=== Textauszug ===

Vor ein paar Tagen habe ich „Schluss jetzt“ gesagt und bin aus einem Projekt ausgestiegen und habe meine Grenzen gesetzt. Ich habe mit mir gerungen. Kann ich nicht noch dranbleiben? Ist das ganze Projekt jetzt zum Scheitern verurteilt, wenn ich loslasse?
Ich habe mir wochenlang Mühe in einem Projekt gegeben, aber von meinen Mitstreiterinnen zu wenig Resonanz erfahren. Wieder und wieder habe ich mir weiteren Einsatz abgerungen. Soll das jetzt alles vergeblich gewesen sein?
Meine Meditationspraxis lehrt mich, angenehme und unangenehme Erfahrungen zu unterscheiden. Ich weiß: Nur die interessierte, achtsame Auseinandersetzung mit dem, was unangenehm, ist, ermöglicht dauerhafte Veränderung. Also übe ich mich im Verweilen mit dem Unangenehmen. Ich bebrüte es wie ein Ei, aus dem das Neue schlüpfen wird.
In jungen Jahren habe ich solchen Entwicklungen keinen Raum gelassen, wollte nur schnelle Lösungen sehen. Inzwischen bin ich Königin im Ausharren, im Erleben von Frustration und Verstrickung. Aber auch da gibt es Grenzen, die beachtet werden wollen.
Grenzen zu setzen fällt mir manchmal richtig schwer, besonders in Stresszeiten. Wenn man extra Kraft braucht, um Nein zu sagen, dann scheint es vordergründig leichter, weiterzumachen wie bisher. Ich argumentiere mit mir selbst, hin- und hergerissen zwischen dem Verweilen mit dem Unangenehmen und dem Erkennen und Loslassen der Überforderung.

=== Datenabschnitt ===

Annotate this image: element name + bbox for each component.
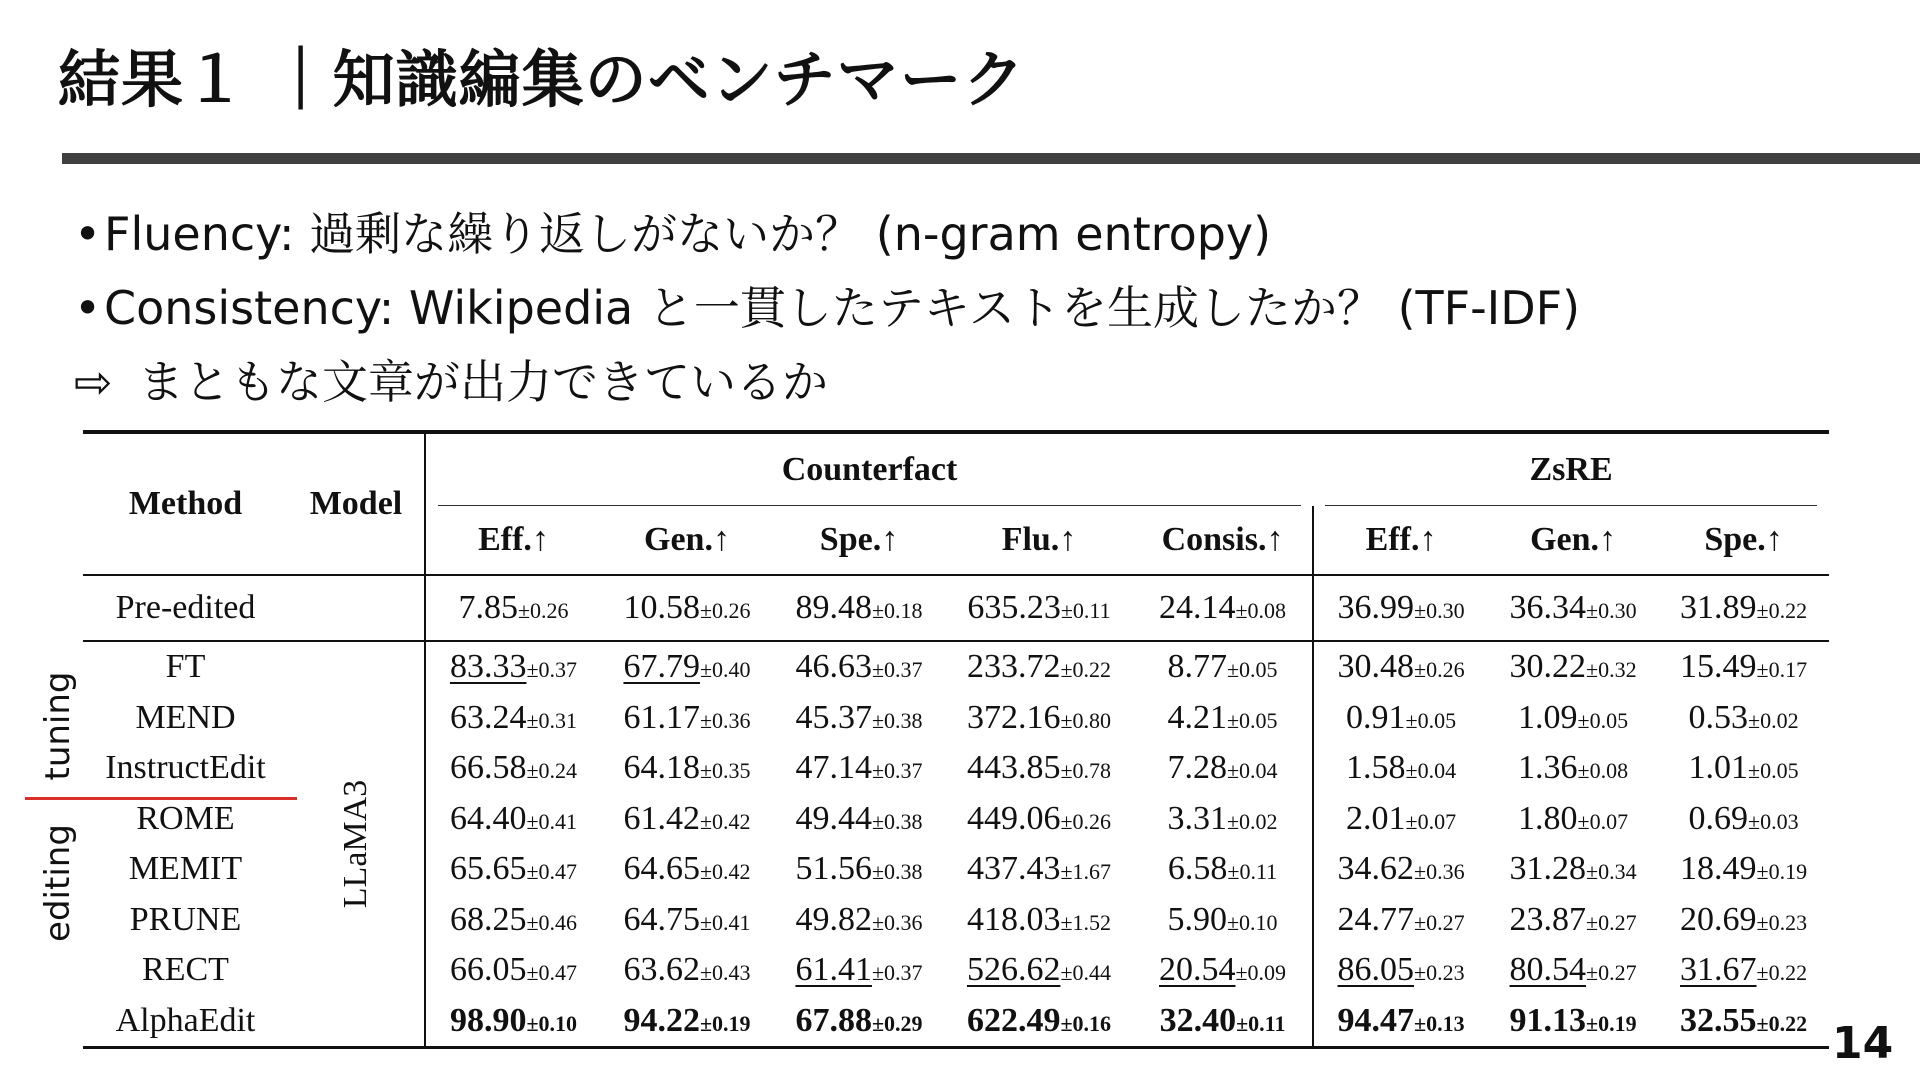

===

§ Pflichtaufgaben:
a – Schreib alle Fragen heraus, die sich die erzählende Person im Textauszug selbst stellt.
b – Beantworte anhand des Textauszugs kurz:
(i) Wie lange hat sich die erzählende Person in dem Projekt Mühe gegeben?
(ii) Was lehrt die Meditationspraxis zu unterscheiden?
(iii) In welchen Zeiten fällt das Setzen von Grenzen besonders schwer?
c – Aktualisiere im Textauszug die Stelle zwischen „In jungen Jahren“ und „beachtet werden wollen.“ einschließlich, indem du „Frustration“ durch „Enttäuschung“ ersetzt.

§ Lösungen:
a –
- Kann ich nicht noch dranbleiben?
- Ist das ganze Projekt jetzt zum Scheitern verurteilt, wenn ich loslasse?
- Soll das jetzt alles vergeblich gewesen sein?

b –
(i) Wochenlang.
(ii) Angenehme und unangenehme Erfahrungen.
(iii) In Stresszeiten.

c –
In jungen Jahren habe ich solchen Entwicklungen keinen Raum gelassen, wollte nur schnelle Lösungen sehen. Inzwischen bin ich Königin im Ausharren, im Erleben von Enttäuschung und Verstrickung. Aber auch da gibt es Grenzen, die beachtet werden wollen.